◆ Problem to solve
Go through the records below line by line, counting those that contain the word "geografik"; answer with the count only.
┌──
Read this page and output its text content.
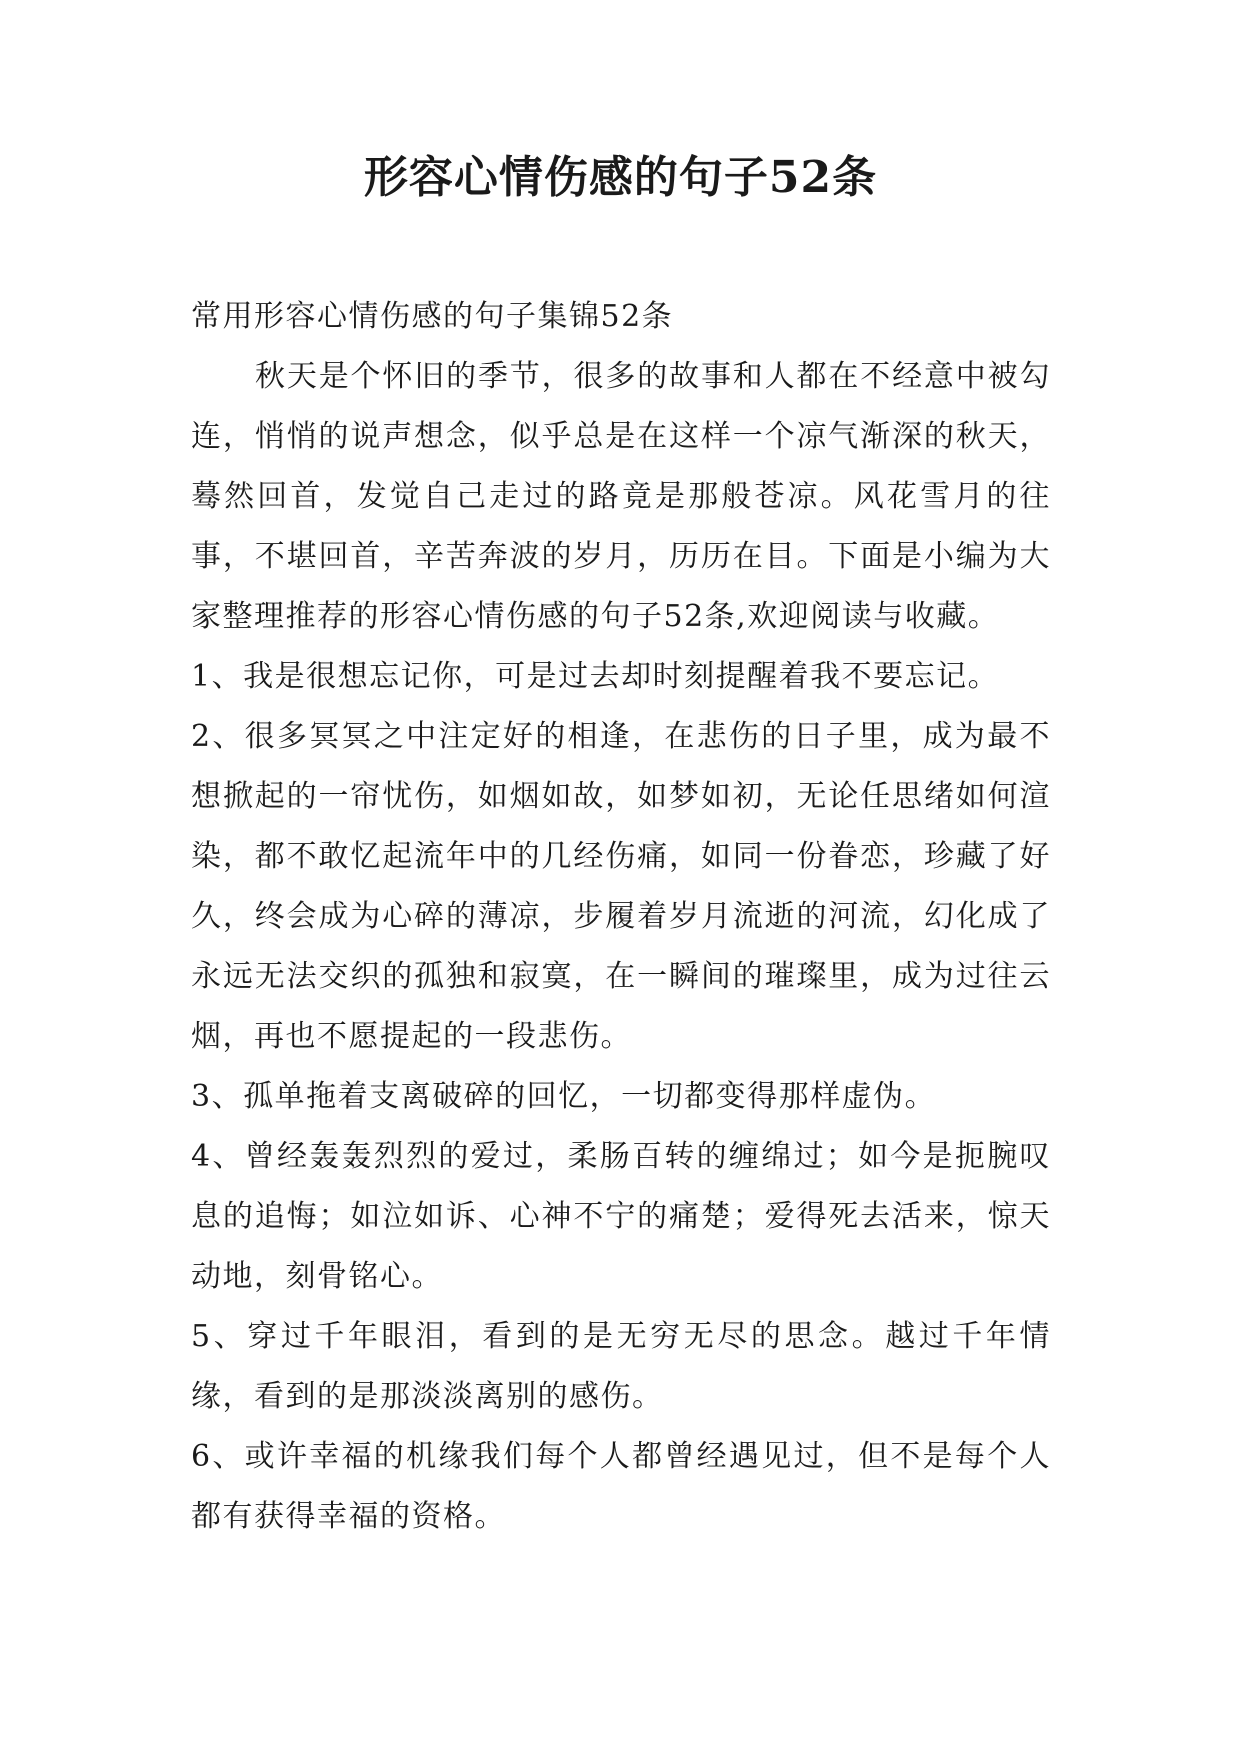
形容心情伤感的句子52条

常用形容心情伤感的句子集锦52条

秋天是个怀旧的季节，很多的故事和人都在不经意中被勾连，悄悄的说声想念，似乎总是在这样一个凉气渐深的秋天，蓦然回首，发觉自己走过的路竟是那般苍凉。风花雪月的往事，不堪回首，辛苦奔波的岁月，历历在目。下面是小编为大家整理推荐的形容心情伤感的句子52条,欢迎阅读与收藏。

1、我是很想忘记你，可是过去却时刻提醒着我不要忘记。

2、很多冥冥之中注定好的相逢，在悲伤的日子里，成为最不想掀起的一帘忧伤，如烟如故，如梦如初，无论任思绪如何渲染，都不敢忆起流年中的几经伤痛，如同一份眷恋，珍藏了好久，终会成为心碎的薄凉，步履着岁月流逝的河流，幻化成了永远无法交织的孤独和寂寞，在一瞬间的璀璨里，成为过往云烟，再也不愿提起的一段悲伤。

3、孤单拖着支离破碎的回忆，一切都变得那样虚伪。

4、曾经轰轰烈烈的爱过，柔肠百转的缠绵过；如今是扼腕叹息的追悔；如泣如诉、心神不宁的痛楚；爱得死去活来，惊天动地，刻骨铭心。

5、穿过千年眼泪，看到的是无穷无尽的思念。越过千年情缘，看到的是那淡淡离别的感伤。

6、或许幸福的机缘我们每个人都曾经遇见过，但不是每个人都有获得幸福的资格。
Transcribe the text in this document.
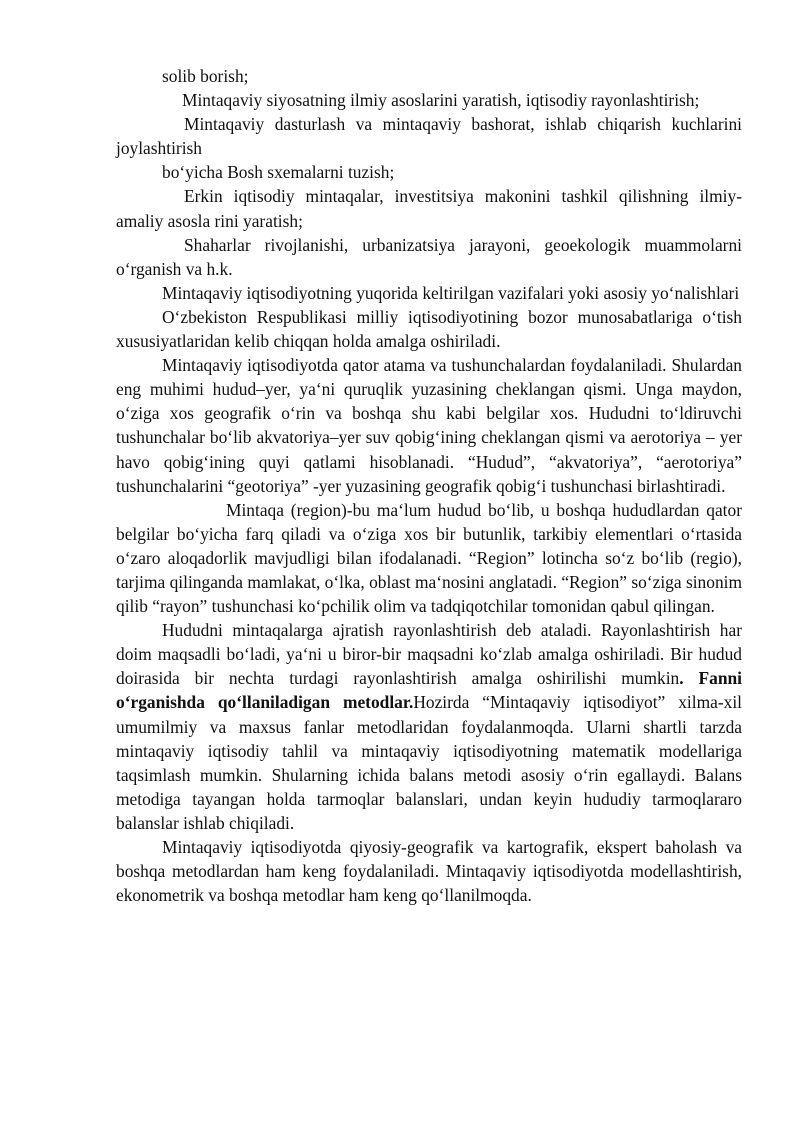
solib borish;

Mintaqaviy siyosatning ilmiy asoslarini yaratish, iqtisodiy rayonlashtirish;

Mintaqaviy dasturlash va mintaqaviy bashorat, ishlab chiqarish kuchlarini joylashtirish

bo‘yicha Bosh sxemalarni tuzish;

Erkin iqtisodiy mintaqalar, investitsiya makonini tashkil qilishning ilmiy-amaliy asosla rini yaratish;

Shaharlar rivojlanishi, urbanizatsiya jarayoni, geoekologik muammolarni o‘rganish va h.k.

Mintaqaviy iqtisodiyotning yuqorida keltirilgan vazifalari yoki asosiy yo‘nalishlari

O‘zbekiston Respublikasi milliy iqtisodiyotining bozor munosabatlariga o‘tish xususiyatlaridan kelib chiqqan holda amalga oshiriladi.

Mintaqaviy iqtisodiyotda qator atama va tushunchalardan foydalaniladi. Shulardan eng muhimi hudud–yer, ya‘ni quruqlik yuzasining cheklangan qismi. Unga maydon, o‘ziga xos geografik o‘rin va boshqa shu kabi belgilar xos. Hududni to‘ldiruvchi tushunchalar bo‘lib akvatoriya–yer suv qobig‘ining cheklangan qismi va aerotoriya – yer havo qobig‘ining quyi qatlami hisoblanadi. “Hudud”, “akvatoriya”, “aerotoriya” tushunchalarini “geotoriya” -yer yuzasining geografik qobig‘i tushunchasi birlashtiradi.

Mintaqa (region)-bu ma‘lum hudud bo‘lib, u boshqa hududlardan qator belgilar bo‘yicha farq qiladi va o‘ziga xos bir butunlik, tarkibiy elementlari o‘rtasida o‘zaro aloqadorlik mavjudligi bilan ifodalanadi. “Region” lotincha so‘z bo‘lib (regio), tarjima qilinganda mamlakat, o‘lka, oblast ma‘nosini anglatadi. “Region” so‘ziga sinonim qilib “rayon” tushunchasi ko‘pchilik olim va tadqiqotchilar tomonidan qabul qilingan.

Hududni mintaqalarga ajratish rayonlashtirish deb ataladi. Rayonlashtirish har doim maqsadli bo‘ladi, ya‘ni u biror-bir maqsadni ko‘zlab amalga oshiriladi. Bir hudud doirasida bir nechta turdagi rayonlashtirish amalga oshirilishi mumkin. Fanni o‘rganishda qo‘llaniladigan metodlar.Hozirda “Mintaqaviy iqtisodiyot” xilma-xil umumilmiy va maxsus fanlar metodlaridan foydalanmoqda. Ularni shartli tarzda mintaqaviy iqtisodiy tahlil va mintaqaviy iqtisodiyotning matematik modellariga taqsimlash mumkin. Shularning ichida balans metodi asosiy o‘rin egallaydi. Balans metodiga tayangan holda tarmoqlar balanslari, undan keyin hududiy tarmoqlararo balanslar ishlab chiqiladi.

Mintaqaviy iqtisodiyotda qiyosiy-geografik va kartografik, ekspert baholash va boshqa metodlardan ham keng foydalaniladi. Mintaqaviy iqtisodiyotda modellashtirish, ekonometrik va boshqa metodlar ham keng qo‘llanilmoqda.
└──
◆ Written answer
2